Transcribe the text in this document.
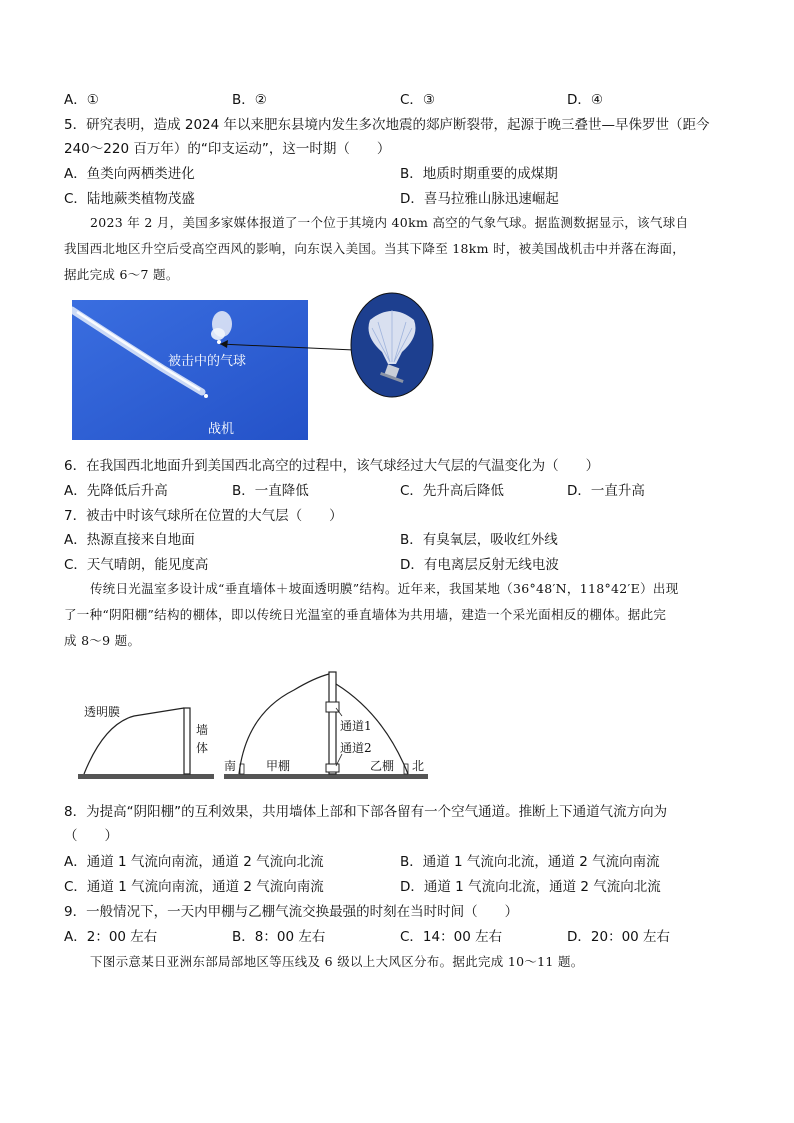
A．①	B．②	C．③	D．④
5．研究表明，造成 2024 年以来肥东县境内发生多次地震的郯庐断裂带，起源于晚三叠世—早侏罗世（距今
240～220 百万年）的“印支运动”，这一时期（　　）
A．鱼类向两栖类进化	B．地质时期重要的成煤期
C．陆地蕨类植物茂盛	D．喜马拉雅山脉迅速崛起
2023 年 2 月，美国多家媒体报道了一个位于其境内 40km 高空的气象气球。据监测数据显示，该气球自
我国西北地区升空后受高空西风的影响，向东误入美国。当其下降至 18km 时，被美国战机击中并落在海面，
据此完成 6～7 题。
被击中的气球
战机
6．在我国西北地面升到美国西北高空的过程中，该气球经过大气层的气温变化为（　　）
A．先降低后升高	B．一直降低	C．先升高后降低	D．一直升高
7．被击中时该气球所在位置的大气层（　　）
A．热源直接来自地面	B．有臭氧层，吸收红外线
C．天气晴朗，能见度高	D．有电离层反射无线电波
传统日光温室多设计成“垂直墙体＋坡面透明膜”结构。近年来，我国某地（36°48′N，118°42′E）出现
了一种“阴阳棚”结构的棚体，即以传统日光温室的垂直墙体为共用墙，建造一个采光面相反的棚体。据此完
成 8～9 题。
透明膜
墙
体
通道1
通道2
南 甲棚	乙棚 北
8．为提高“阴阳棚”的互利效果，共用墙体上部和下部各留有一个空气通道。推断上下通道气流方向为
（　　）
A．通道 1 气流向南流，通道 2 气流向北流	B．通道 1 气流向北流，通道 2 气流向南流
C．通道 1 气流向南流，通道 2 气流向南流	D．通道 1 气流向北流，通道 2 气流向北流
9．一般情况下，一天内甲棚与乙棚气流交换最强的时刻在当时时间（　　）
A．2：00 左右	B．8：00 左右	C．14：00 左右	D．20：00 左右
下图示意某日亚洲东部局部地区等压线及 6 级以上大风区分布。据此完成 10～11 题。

Exercise objective: Every line above that contains the word "气流向北流" should be reported.

Solution to this problem:
A．通道 1 气流向南流，通道 2 气流向北流	B．通道 1 气流向北流，通道 2 气流向南流
C．通道 1 气流向南流，通道 2 气流向南流	D．通道 1 气流向北流，通道 2 气流向北流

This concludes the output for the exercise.